──────── Provided records ────────
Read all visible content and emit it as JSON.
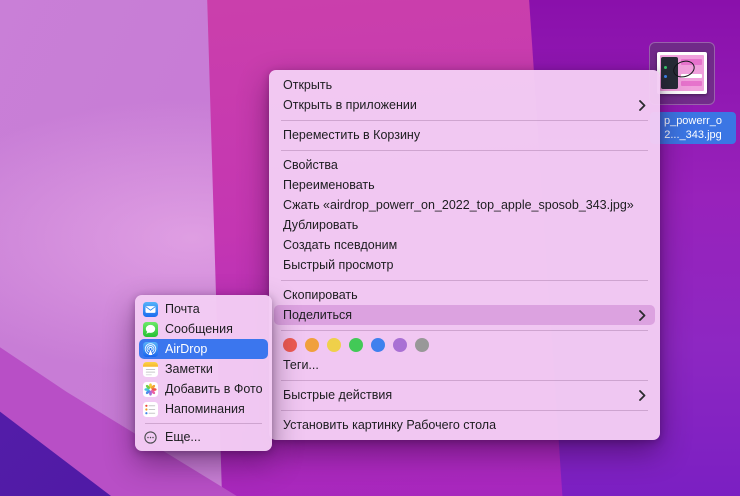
{
  "desktop": {
    "file_icon": {
      "selected": true,
      "label_line1": "p_powerr_o",
      "label_line2": "2..._343.jpg"
    }
  },
  "context_menu": {
    "items": [
      {
        "label": "Открыть",
        "has_submenu": false
      },
      {
        "label": "Открыть в приложении",
        "has_submenu": true
      },
      {
        "label": "Переместить в Корзину",
        "has_submenu": false
      },
      {
        "label": "Свойства",
        "has_submenu": false
      },
      {
        "label": "Переименовать",
        "has_submenu": false
      },
      {
        "label": "Сжать «airdrop_powerr_on_2022_top_apple_sposob_343.jpg»",
        "has_submenu": false
      },
      {
        "label": "Дублировать",
        "has_submenu": false
      },
      {
        "label": "Создать псевдоним",
        "has_submenu": false
      },
      {
        "label": "Быстрый просмотр",
        "has_submenu": false
      },
      {
        "label": "Скопировать",
        "has_submenu": false
      },
      {
        "label": "Поделиться",
        "has_submenu": true,
        "highlighted": true
      },
      {
        "label": "Теги...",
        "has_submenu": false
      },
      {
        "label": "Быстрые действия",
        "has_submenu": true
      },
      {
        "label": "Установить картинку Рабочего стола",
        "has_submenu": false
      }
    ]
  },
  "tags": {
    "colors": [
      "#ee5b52",
      "#f0a03c",
      "#efd04a",
      "#42c957",
      "#3e80ee",
      "#a970d4",
      "#989898"
    ]
  },
  "share_submenu": {
    "items": [
      {
        "label": "Почта",
        "icon": "mail-app-icon"
      },
      {
        "label": "Сообщения",
        "icon": "messages-app-icon"
      },
      {
        "label": "AirDrop",
        "icon": "airdrop-app-icon",
        "highlighted": true
      },
      {
        "label": "Заметки",
        "icon": "notes-app-icon"
      },
      {
        "label": "Добавить в Фото",
        "icon": "photos-app-icon"
      },
      {
        "label": "Напоминания",
        "icon": "reminders-app-icon"
      },
      {
        "label": "Еще...",
        "icon": "more-icon"
      }
    ]
  },
  "colors": {
    "selection_blue": "#3b76ee",
    "share_row_highlight": "#dca2e0",
    "menu_background": "#f3ccf4",
    "filename_badge_blue": "#3b76e4"
  }
}
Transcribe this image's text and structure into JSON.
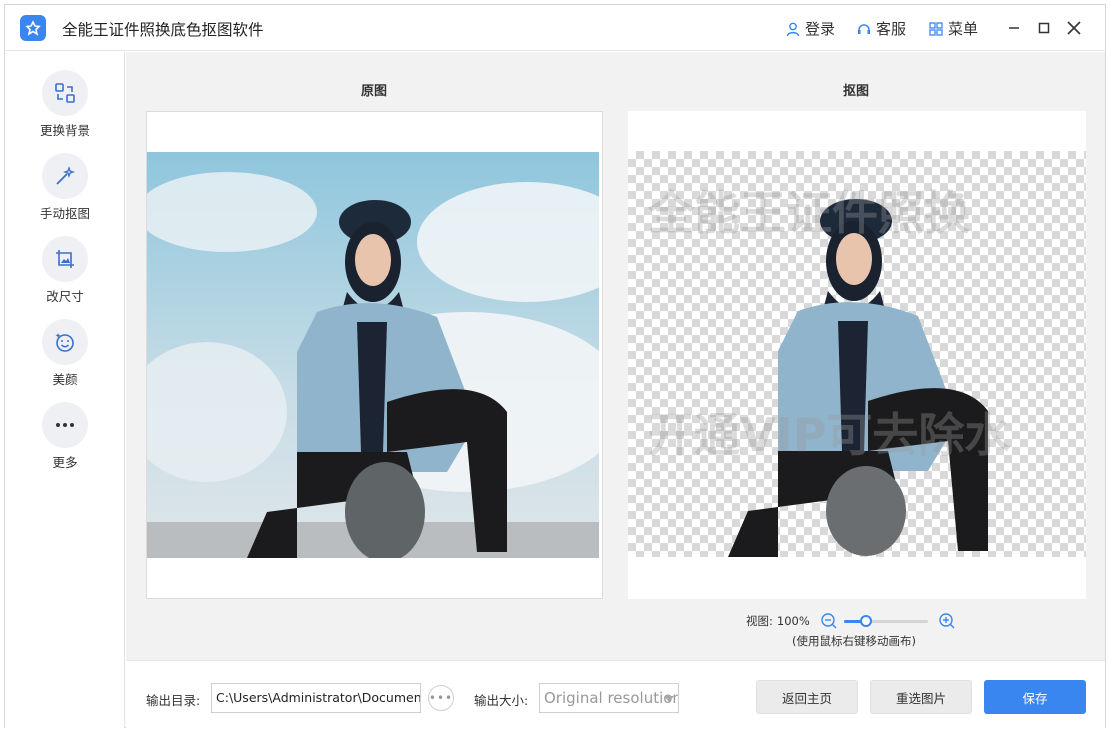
{
  "app": {
    "title": "全能王证件照换底色抠图软件"
  },
  "titlebar": {
    "login": "登录",
    "service": "客服",
    "menu": "菜单"
  },
  "sidebar": {
    "items": [
      {
        "label": "更换背景",
        "icon": "swap-background-icon"
      },
      {
        "label": "手动抠图",
        "icon": "magic-wand-icon"
      },
      {
        "label": "改尺寸",
        "icon": "crop-image-icon"
      },
      {
        "label": "美颜",
        "icon": "beauty-face-icon"
      },
      {
        "label": "更多",
        "icon": "more-dots-icon"
      }
    ]
  },
  "main": {
    "original_title": "原图",
    "cutout_title": "抠图",
    "watermark_line1": "全能王证件照换",
    "watermark_line2": "开通VIP可去除水",
    "zoom_label": "视图:",
    "zoom_value": "100%",
    "zoom_fraction": 0.27,
    "zoom_hint": "(使用鼠标右键移动画布)"
  },
  "bottom": {
    "output_dir_label": "输出目录:",
    "output_dir_value": "C:\\Users\\Administrator\\Documents\\",
    "output_size_label": "输出大小:",
    "output_size_value": "Original resolution",
    "back_button": "返回主页",
    "reselect_button": "重选图片",
    "save_button": "保存"
  },
  "colors": {
    "accent": "#3a86f0",
    "sidebar_circle": "#eef0f4",
    "main_bg": "#f2f2f2"
  }
}
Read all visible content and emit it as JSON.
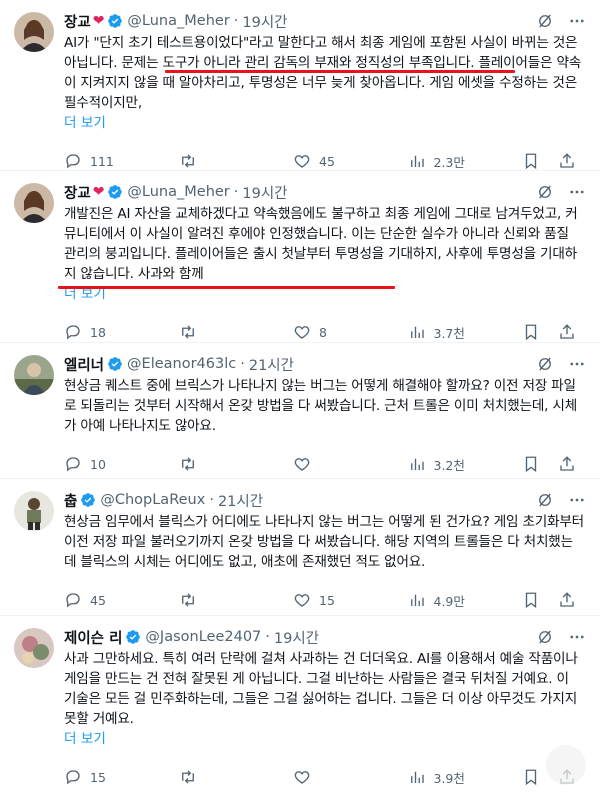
{
  "tweets": [
    {
      "name": "장교",
      "has_heart": true,
      "handle": "@Luna_Meher",
      "time": "19시간",
      "text": "AI가 \"단지 초기 테스트용이었다\"라고 말한다고 해서 최종 게임에 포함된 사실이 바뀌는 것은 아닙니다. 문제는 도구가 아니라 관리 감독의 부재와 정직성의 부족입니다. 플레이어들은 약속이 지켜지지 않을 때 알아차리고, 투명성은 너무 늦게 찾아옵니다. 게임 에셋을 수정하는 것은 필수적이지만,",
      "more": "더 보기",
      "replies": "111",
      "retweets": "",
      "likes": "45",
      "views": "2.3만"
    },
    {
      "name": "장교",
      "has_heart": true,
      "handle": "@Luna_Meher",
      "time": "19시간",
      "text": "개발진은 AI 자산을 교체하겠다고 약속했음에도 불구하고 최종 게임에 그대로 남겨두었고, 커뮤니티에서 이 사실이 알려진 후에야 인정했습니다. 이는 단순한 실수가 아니라 신뢰와 품질 관리의 붕괴입니다. 플레이어들은 출시 첫날부터 투명성을 기대하지, 사후에 투명성을 기대하지 않습니다. 사과와 함께",
      "more": "더 보기",
      "replies": "18",
      "retweets": "",
      "likes": "8",
      "views": "3.7천"
    },
    {
      "name": "엘리너",
      "has_heart": false,
      "handle": "@Eleanor463lc",
      "time": "21시간",
      "text": "현상금 퀘스트 중에 브릭스가 나타나지 않는 버그는 어떻게 해결해야 할까요? 이전 저장 파일로 되돌리는 것부터 시작해서 온갖 방법을 다 써봤습니다. 근처 트롤은 이미 처치했는데, 시체가 아예 나타나지도 않아요.",
      "more": "",
      "replies": "10",
      "retweets": "",
      "likes": "",
      "views": "3.2천"
    },
    {
      "name": "춥",
      "has_heart": false,
      "handle": "@ChopLaReux",
      "time": "21시간",
      "text": "현상금 임무에서 블릭스가 어디에도 나타나지 않는 버그는 어떻게 된 건가요? 게임 초기화부터 이전 저장 파일 불러오기까지 온갖 방법을 다 써봤습니다. 해당 지역의 트롤들은 다 처치했는데 블릭스의 시체는 어디에도 없고, 애초에 존재했던 적도 없어요.",
      "more": "",
      "replies": "45",
      "retweets": "",
      "likes": "15",
      "views": "4.9만"
    },
    {
      "name": "제이슨 리",
      "has_heart": false,
      "handle": "@JasonLee2407",
      "time": "19시간",
      "text": "사과 그만하세요. 특히 여러 단락에 걸쳐 사과하는 건 더더욱요. AI를 이용해서 예술 작품이나 게임을 만드는 건 전혀 잘못된 게 아닙니다. 그걸 비난하는 사람들은 결국 뒤처질 거예요. 이 기술은 모든 걸 민주화하는데, 그들은 그걸 싫어하는 겁니다. 그들은 더 이상 아무것도 가지지 못할 거예요.",
      "more": "더 보기",
      "replies": "15",
      "retweets": "",
      "likes": "",
      "views": "3.9천"
    }
  ],
  "colors": {
    "accent": "#1d9bf0",
    "muted": "#536471",
    "highlight_line": "#e8141c",
    "heart": "#e0245e"
  },
  "icons": [
    "verified-badge-icon",
    "grok-icon",
    "more-icon",
    "reply-icon",
    "retweet-icon",
    "like-icon",
    "views-icon",
    "bookmark-icon",
    "share-icon"
  ]
}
────────
■ To be done ■
Search the preceding listing for "replies" and extract every line where it is found.

■ Answer ■
      "replies": "111",
      "replies": "18",
      "replies": "10",
      "replies": "45",
      "replies": "15",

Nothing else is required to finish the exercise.